◆ **AIM OF THE TASK**: Quote all entries exactly, leaving pictures aside.

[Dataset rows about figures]
----------------
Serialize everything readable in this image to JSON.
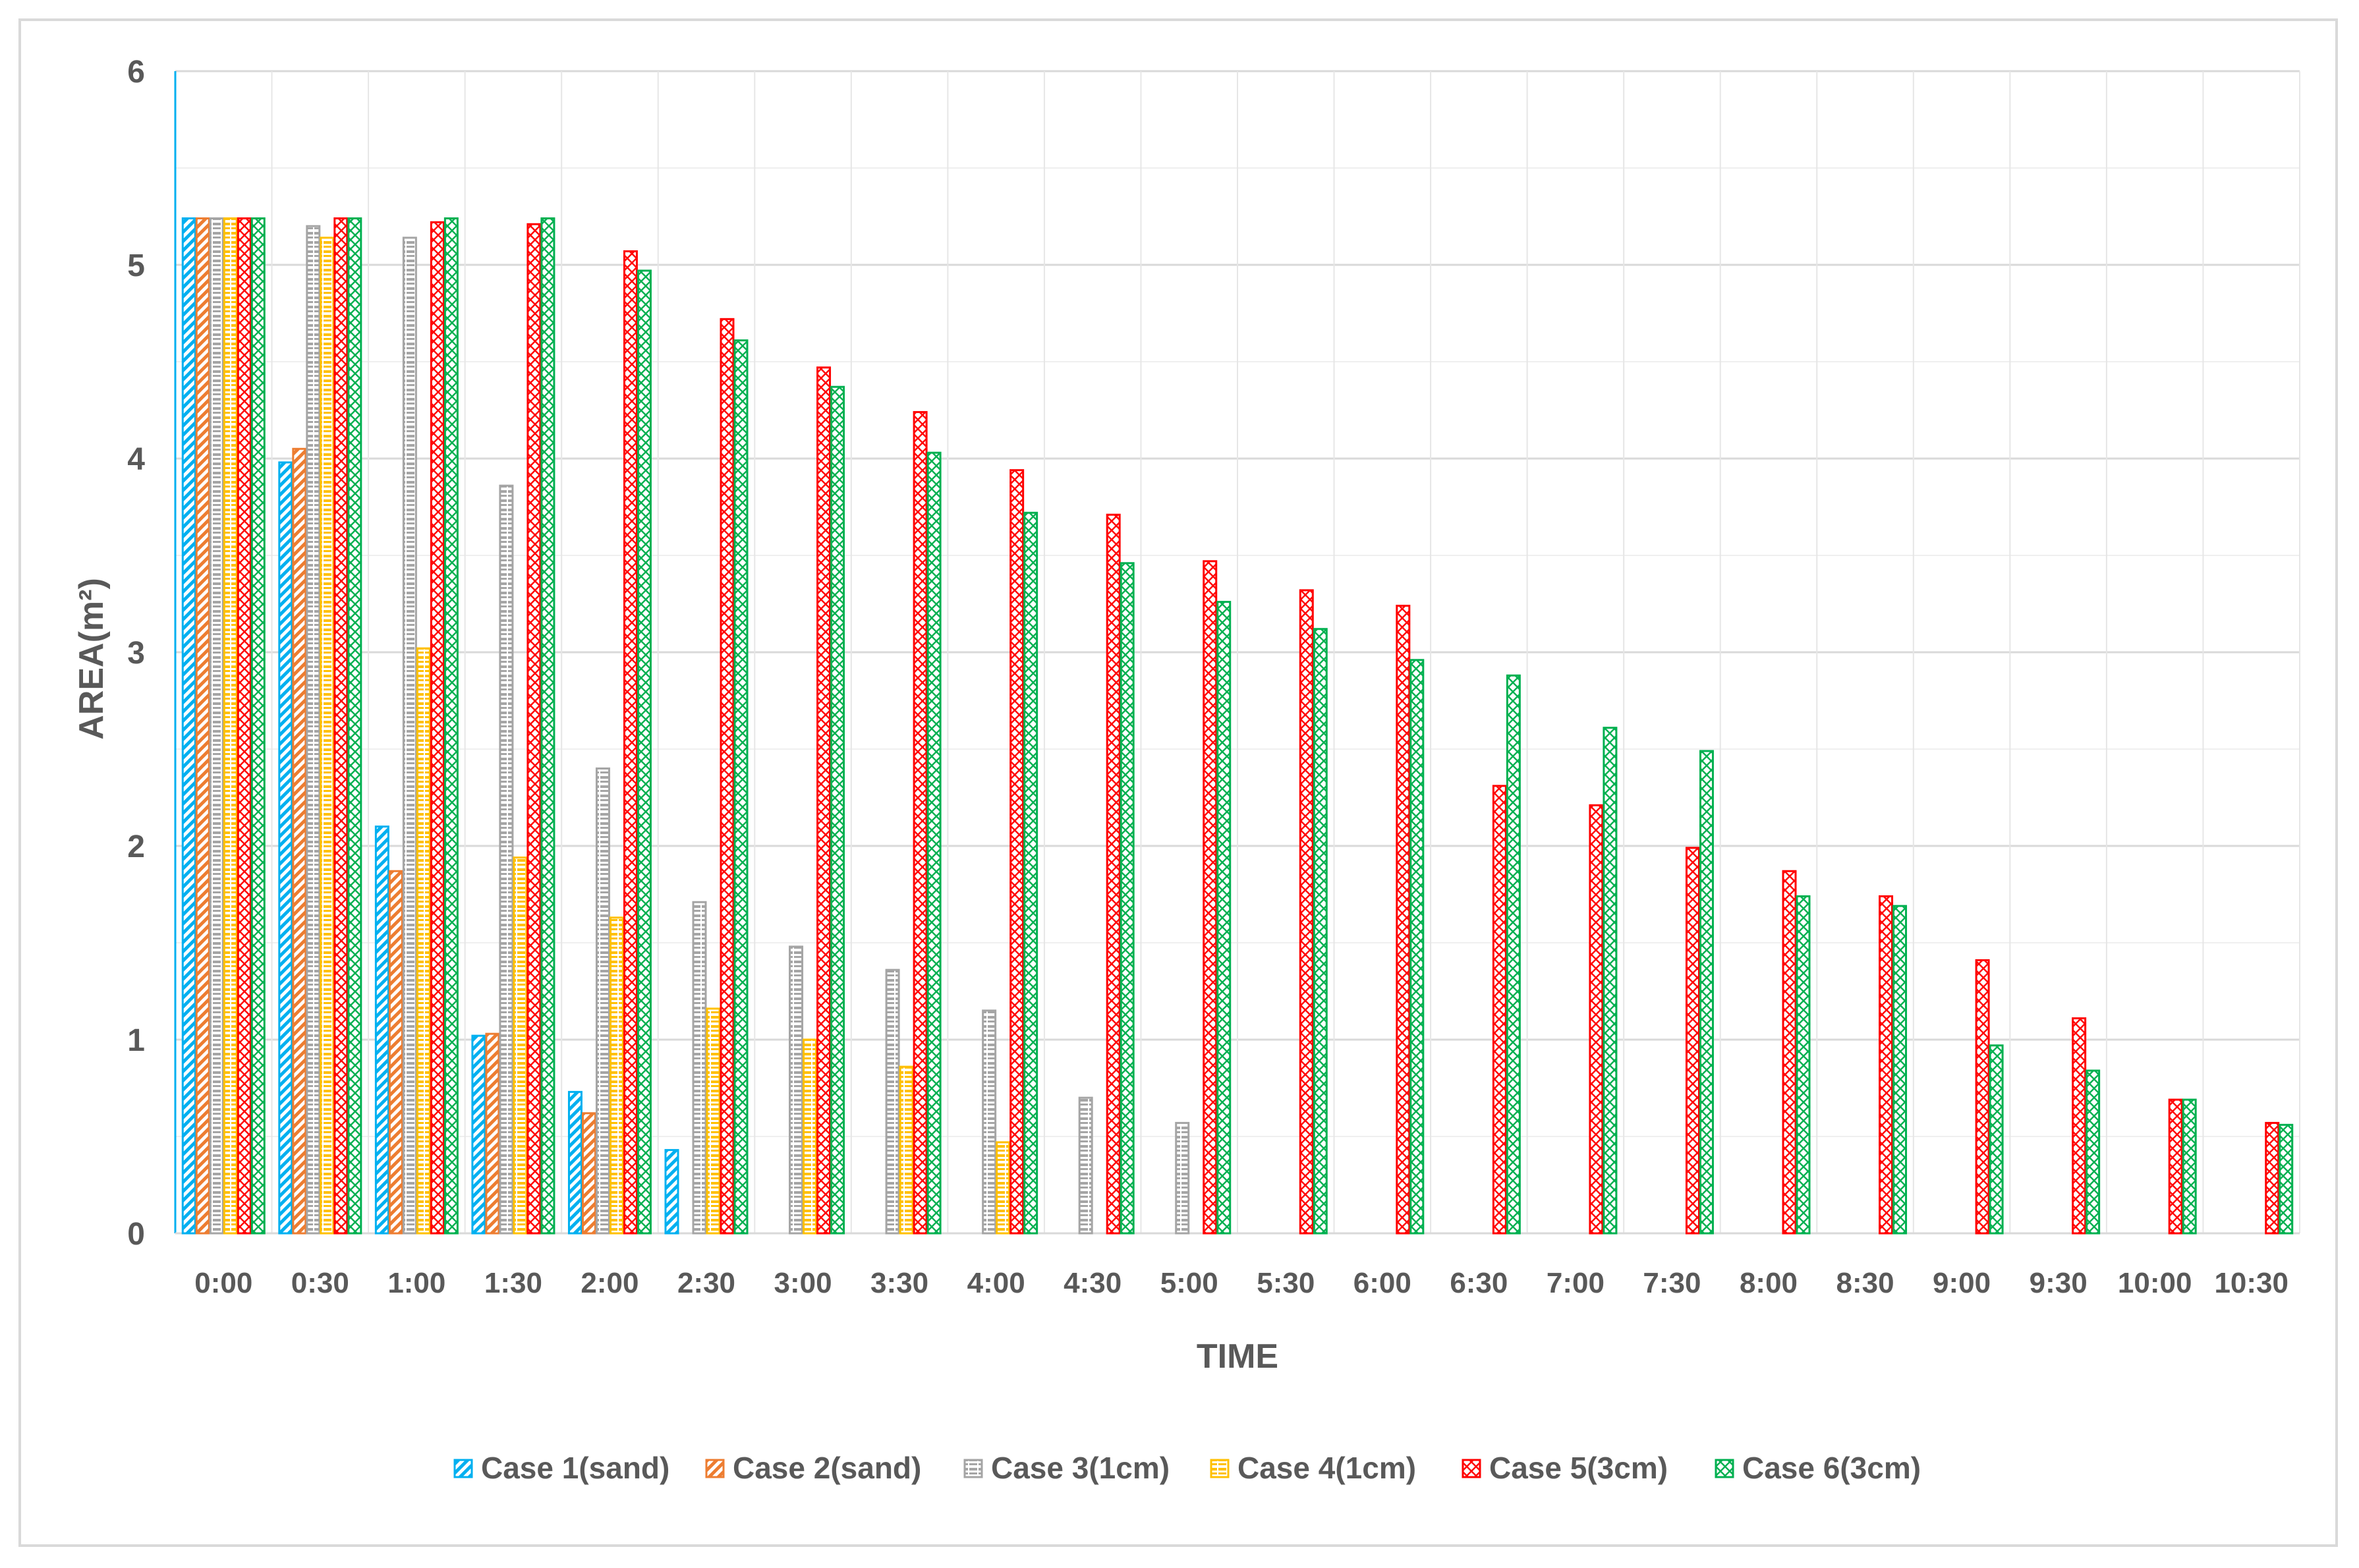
{
  "chart_data": {
    "type": "bar",
    "title": "",
    "xlabel": "TIME",
    "ylabel": "AREA(m²)",
    "ylim": [
      0,
      6
    ],
    "yticks": [
      "0",
      "1",
      "2",
      "3",
      "4",
      "5",
      "6"
    ],
    "grid": true,
    "legend_position": "bottom",
    "categories": [
      "0:00",
      "0:30",
      "1:00",
      "1:30",
      "2:00",
      "2:30",
      "3:00",
      "3:30",
      "4:00",
      "4:30",
      "5:00",
      "5:30",
      "6:00",
      "6:30",
      "7:00",
      "7:30",
      "8:00",
      "8:30",
      "9:00",
      "9:30",
      "10:00",
      "10:30"
    ],
    "series": [
      {
        "name": "Case 1(sand)",
        "color": "#00b0f0",
        "pattern": "diagonal-stripes",
        "values": [
          5.24,
          3.98,
          2.1,
          1.02,
          0.73,
          0.43,
          null,
          null,
          null,
          null,
          null,
          null,
          null,
          null,
          null,
          null,
          null,
          null,
          null,
          null,
          null,
          null
        ]
      },
      {
        "name": "Case 2(sand)",
        "color": "#ed7d31",
        "pattern": "diagonal-stripes",
        "values": [
          5.24,
          4.05,
          1.87,
          1.03,
          0.62,
          null,
          null,
          null,
          null,
          null,
          null,
          null,
          null,
          null,
          null,
          null,
          null,
          null,
          null,
          null,
          null,
          null
        ]
      },
      {
        "name": "Case 3(1cm)",
        "color": "#a5a5a5",
        "pattern": "horizontal-dashes",
        "values": [
          5.24,
          5.2,
          5.14,
          3.86,
          2.4,
          1.71,
          1.48,
          1.36,
          1.15,
          0.7,
          0.57,
          null,
          null,
          null,
          null,
          null,
          null,
          null,
          null,
          null,
          null,
          null
        ]
      },
      {
        "name": "Case 4(1cm)",
        "color": "#ffc000",
        "pattern": "horizontal-dashes",
        "values": [
          5.24,
          5.14,
          3.02,
          1.94,
          1.63,
          1.16,
          1.0,
          0.86,
          0.47,
          null,
          null,
          null,
          null,
          null,
          null,
          null,
          null,
          null,
          null,
          null,
          null,
          null
        ]
      },
      {
        "name": "Case 5(3cm)",
        "color": "#ff0000",
        "pattern": "cross-hatch",
        "values": [
          5.24,
          5.24,
          5.22,
          5.21,
          5.07,
          4.72,
          4.47,
          4.24,
          3.94,
          3.71,
          3.47,
          3.32,
          3.24,
          2.31,
          2.21,
          1.99,
          1.87,
          1.74,
          1.41,
          1.11,
          0.69,
          0.57
        ]
      },
      {
        "name": "Case 6(3cm)",
        "color": "#00b050",
        "pattern": "cross-hatch",
        "values": [
          5.24,
          5.24,
          5.24,
          5.24,
          4.97,
          4.61,
          4.37,
          4.03,
          3.72,
          3.46,
          3.26,
          3.12,
          2.96,
          2.88,
          2.61,
          2.49,
          1.74,
          1.69,
          0.97,
          0.84,
          0.69,
          0.56
        ]
      }
    ]
  }
}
----------------
◆ **WRITTEN RESPONSE**:
Serialize everything readable in this image to JSON.
{
  "chart_data": {
    "type": "bar",
    "title": "",
    "xlabel": "TIME",
    "ylabel": "AREA(m²)",
    "ylim": [
      0,
      6
    ],
    "yticks": [
      "0",
      "1",
      "2",
      "3",
      "4",
      "5",
      "6"
    ],
    "grid": true,
    "legend_position": "bottom",
    "categories": [
      "0:00",
      "0:30",
      "1:00",
      "1:30",
      "2:00",
      "2:30",
      "3:00",
      "3:30",
      "4:00",
      "4:30",
      "5:00",
      "5:30",
      "6:00",
      "6:30",
      "7:00",
      "7:30",
      "8:00",
      "8:30",
      "9:00",
      "9:30",
      "10:00",
      "10:30"
    ],
    "series": [
      {
        "name": "Case 1(sand)",
        "color": "#00b0f0",
        "pattern": "diagonal-stripes",
        "values": [
          5.24,
          3.98,
          2.1,
          1.02,
          0.73,
          0.43,
          null,
          null,
          null,
          null,
          null,
          null,
          null,
          null,
          null,
          null,
          null,
          null,
          null,
          null,
          null,
          null
        ]
      },
      {
        "name": "Case 2(sand)",
        "color": "#ed7d31",
        "pattern": "diagonal-stripes",
        "values": [
          5.24,
          4.05,
          1.87,
          1.03,
          0.62,
          null,
          null,
          null,
          null,
          null,
          null,
          null,
          null,
          null,
          null,
          null,
          null,
          null,
          null,
          null,
          null,
          null
        ]
      },
      {
        "name": "Case 3(1cm)",
        "color": "#a5a5a5",
        "pattern": "horizontal-dashes",
        "values": [
          5.24,
          5.2,
          5.14,
          3.86,
          2.4,
          1.71,
          1.48,
          1.36,
          1.15,
          0.7,
          0.57,
          null,
          null,
          null,
          null,
          null,
          null,
          null,
          null,
          null,
          null,
          null
        ]
      },
      {
        "name": "Case 4(1cm)",
        "color": "#ffc000",
        "pattern": "horizontal-dashes",
        "values": [
          5.24,
          5.14,
          3.02,
          1.94,
          1.63,
          1.16,
          1.0,
          0.86,
          0.47,
          null,
          null,
          null,
          null,
          null,
          null,
          null,
          null,
          null,
          null,
          null,
          null,
          null
        ]
      },
      {
        "name": "Case 5(3cm)",
        "color": "#ff0000",
        "pattern": "cross-hatch",
        "values": [
          5.24,
          5.24,
          5.22,
          5.21,
          5.07,
          4.72,
          4.47,
          4.24,
          3.94,
          3.71,
          3.47,
          3.32,
          3.24,
          2.31,
          2.21,
          1.99,
          1.87,
          1.74,
          1.41,
          1.11,
          0.69,
          0.57
        ]
      },
      {
        "name": "Case 6(3cm)",
        "color": "#00b050",
        "pattern": "cross-hatch",
        "values": [
          5.24,
          5.24,
          5.24,
          5.24,
          4.97,
          4.61,
          4.37,
          4.03,
          3.72,
          3.46,
          3.26,
          3.12,
          2.96,
          2.88,
          2.61,
          2.49,
          1.74,
          1.69,
          0.97,
          0.84,
          0.69,
          0.56
        ]
      }
    ]
  }
}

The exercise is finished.